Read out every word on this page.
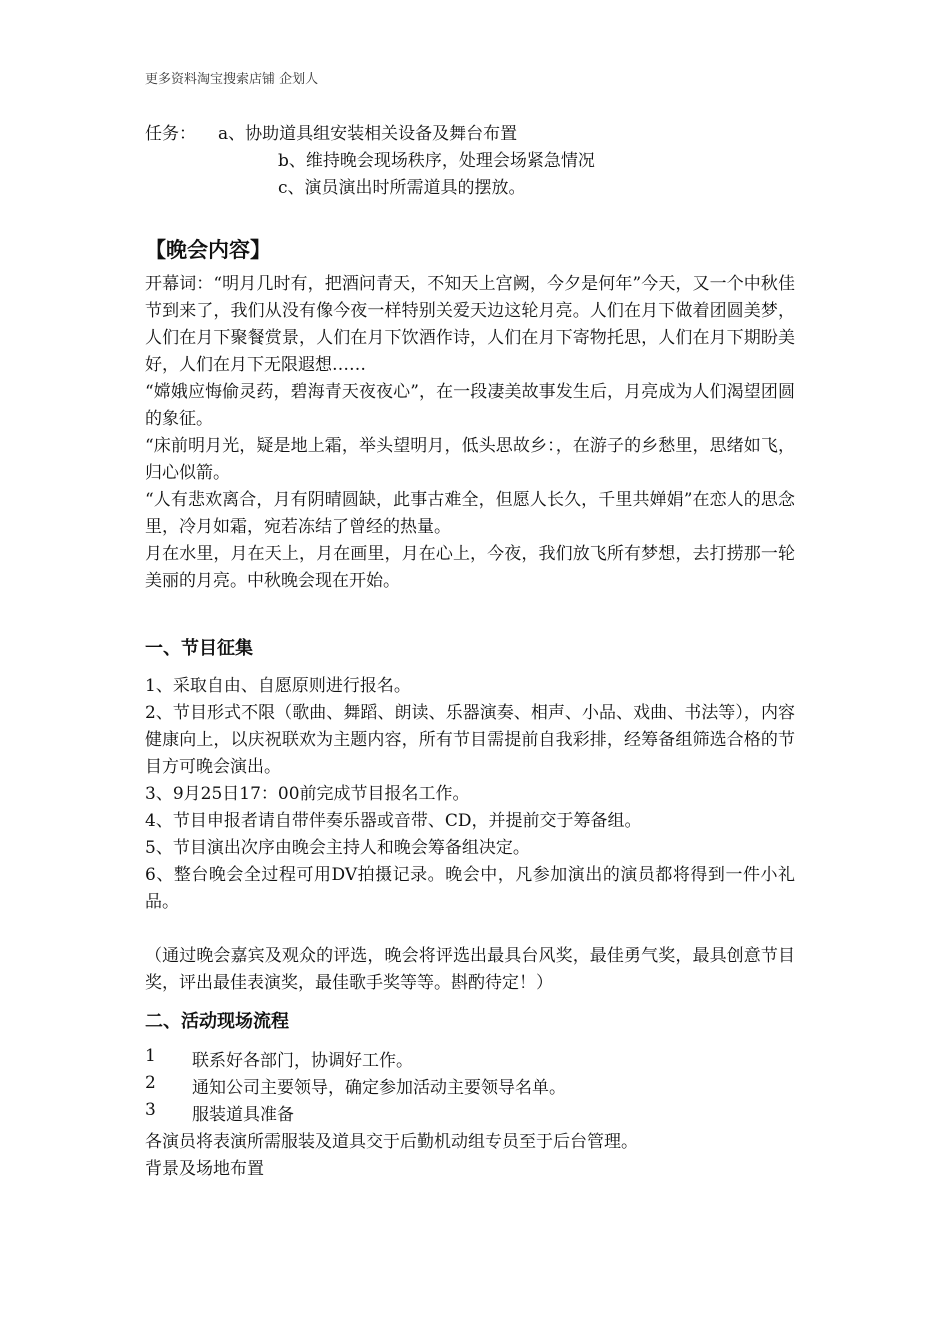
更多资料淘宝搜索店铺 企划人
任务： a、协助道具组安装相关设备及舞台布置
b、维持晚会现场秩序，处理会场紧急情况
c、演员演出时所需道具的摆放。
【晚会内容】
开幕词：“明月几时有，把酒问青天，不知天上宫阙，今夕是何年”今天，又一个中秋佳节到来了，我们从没有像今夜一样特别关爱天边这轮月亮。人们在月下做着团圆美梦，人们在月下聚餐赏景，人们在月下饮酒作诗，人们在月下寄物托思，人们在月下期盼美好，人们在月下无限遐想……
“嫦娥应悔偷灵药，碧海青天夜夜心”，在一段凄美故事发生后，月亮成为人们渴望团圆的象征。
“床前明月光，疑是地上霜，举头望明月，低头思故乡：，在游子的乡愁里，思绪如飞，归心似箭。
“人有悲欢离合，月有阴晴圆缺，此事古难全，但愿人长久，千里共婵娟”在恋人的思念里，冷月如霜，宛若冻结了曾经的热量。
月在水里，月在天上，月在画里，月在心上，今夜，我们放飞所有梦想，去打捞那一轮美丽的月亮。中秋晚会现在开始。
一、节目征集
1、采取自由、自愿原则进行报名。
2、节目形式不限（歌曲、舞蹈、朗读、乐器演奏、相声、小品、戏曲、书法等），内容健康向上，以庆祝联欢为主题内容，所有节目需提前自我彩排，经筹备组筛选合格的节目方可晚会演出。
3、9月25日17：00前完成节目报名工作。
4、节目申报者请自带伴奏乐器或音带、CD，并提前交于筹备组。
5、节目演出次序由晚会主持人和晚会筹备组决定。
6、整台晚会全过程可用DV拍摄记录。晚会中，凡参加演出的演员都将得到一件小礼品。
（通过晚会嘉宾及观众的评选，晚会将评选出最具台风奖，最佳勇气奖，最具创意节目奖，评出最佳表演奖，最佳歌手奖等等。斟酌待定！）
二、活动现场流程
1 联系好各部门，协调好工作。
2 通知公司主要领导，确定参加活动主要领导名单。
3 服装道具准备
各演员将表演所需服装及道具交于后勤机动组专员至于后台管理。
背景及场地布置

• • • • •

Copy out all the records exactly, excluding pictures.

Read out every word on this page.
更多资料淘宝搜索店铺 企划人
任务： a、协助道具组安装相关设备及舞台布置
b、维持晚会现场秩序，处理会场紧急情况
c、演员演出时所需道具的摆放。
【晚会内容】
开幕词：“明月几时有，把酒问青天，不知天上宫阙，今夕是何年”今天，又一个中秋佳节到来了，我们从没有像今夜一样特别关爱天边这轮月亮。人们在月下做着团圆美梦，人们在月下聚餐赏景，人们在月下饮酒作诗，人们在月下寄物托思，人们在月下期盼美好，人们在月下无限遐想……
“嫦娥应悔偷灵药，碧海青天夜夜心”，在一段凄美故事发生后，月亮成为人们渴望团圆的象征。
“床前明月光，疑是地上霜，举头望明月，低头思故乡：，在游子的乡愁里，思绪如飞，归心似箭。
“人有悲欢离合，月有阴晴圆缺，此事古难全，但愿人长久，千里共婵娟”在恋人的思念里，冷月如霜，宛若冻结了曾经的热量。
月在水里，月在天上，月在画里，月在心上，今夜，我们放飞所有梦想，去打捞那一轮美丽的月亮。中秋晚会现在开始。
一、节目征集
1、采取自由、自愿原则进行报名。
2、节目形式不限（歌曲、舞蹈、朗读、乐器演奏、相声、小品、戏曲、书法等），内容健康向上，以庆祝联欢为主题内容，所有节目需提前自我彩排，经筹备组筛选合格的节目方可晚会演出。
3、9月25日17：00前完成节目报名工作。
4、节目申报者请自带伴奏乐器或音带、CD，并提前交于筹备组。
5、节目演出次序由晚会主持人和晚会筹备组决定。
6、整台晚会全过程可用DV拍摄记录。晚会中，凡参加演出的演员都将得到一件小礼品。
（通过晚会嘉宾及观众的评选，晚会将评选出最具台风奖，最佳勇气奖，最具创意节目奖，评出最佳表演奖，最佳歌手奖等等。斟酌待定！）
二、活动现场流程
1 联系好各部门，协调好工作。
2 通知公司主要领导，确定参加活动主要领导名单。
3 服装道具准备
各演员将表演所需服装及道具交于后勤机动组专员至于后台管理。
背景及场地布置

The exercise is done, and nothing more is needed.